start
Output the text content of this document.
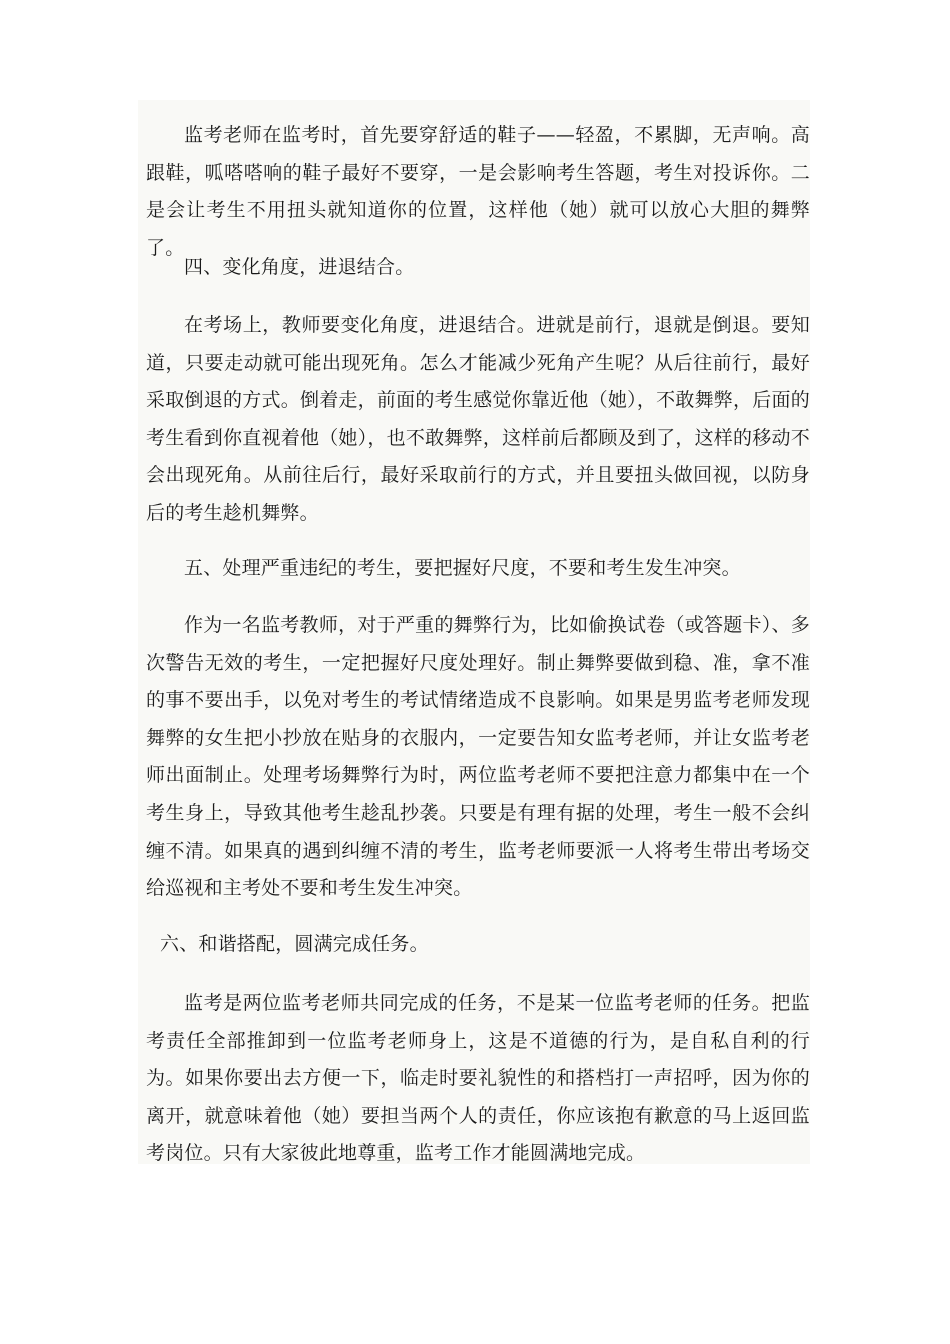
监考老师在监考时，首先要穿舒适的鞋子——轻盈，不累脚，无声响。高跟鞋，呱嗒嗒响的鞋子最好不要穿，一是会影响考生答题，考生对投诉你。二是会让考生不用扭头就知道你的位置，这样他（她）就可以放心大胆的舞弊了。

四、变化角度，进退结合。

在考场上，教师要变化角度，进退结合。进就是前行，退就是倒退。要知道，只要走动就可能出现死角。怎么才能减少死角产生呢？从后往前行，最好采取倒退的方式。倒着走，前面的考生感觉你靠近他（她），不敢舞弊，后面的考生看到你直视着他（她），也不敢舞弊，这样前后都顾及到了，这样的移动不会出现死角。从前往后行，最好采取前行的方式，并且要扭头做回视，以防身后的考生趁机舞弊。

五、处理严重违纪的考生，要把握好尺度，不要和考生发生冲突。

作为一名监考教师，对于严重的舞弊行为，比如偷换试卷（或答题卡）、多次警告无效的考生，一定把握好尺度处理好。制止舞弊要做到稳、准，拿不准的事不要出手，以免对考生的考试情绪造成不良影响。如果是男监考老师发现舞弊的女生把小抄放在贴身的衣服内，一定要告知女监考老师，并让女监考老师出面制止。处理考场舞弊行为时，两位监考老师不要把注意力都集中在一个考生身上，导致其他考生趁乱抄袭。只要是有理有据的处理，考生一般不会纠缠不清。如果真的遇到纠缠不清的考生，监考老师要派一人将考生带出考场交给巡视和主考处不要和考生发生冲突。

六、和谐搭配，圆满完成任务。

监考是两位监考老师共同完成的任务，不是某一位监考老师的任务。把监考责任全部推卸到一位监考老师身上，这是不道德的行为，是自私自利的行为。如果你要出去方便一下，临走时要礼貌性的和搭档打一声招呼，因为你的离开，就意味着他（她）要担当两个人的责任，你应该抱有歉意的马上返回监考岗位。只有大家彼此地尊重，监考工作才能圆满地完成。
end
Copy out every line from the data above that has "进退结合" in it.

#### Solution to this problem
四、变化角度，进退结合。
在考场上，教师要变化角度，进退结合。进就是前行，退就是倒退。要知道，只要走动就可能出现死角。怎么才能减少死角产生呢？从后往前行，最好采取倒退的方式。倒着走，前面的考生感觉你靠近他（她），不敢舞弊，后面的考生看到你直视着他（她），也不敢舞弊，这样前后都顾及到了，这样的移动不会出现死角。从前往后行，最好采取前行的方式，并且要扭头做回视，以防身后的考生趁机舞弊。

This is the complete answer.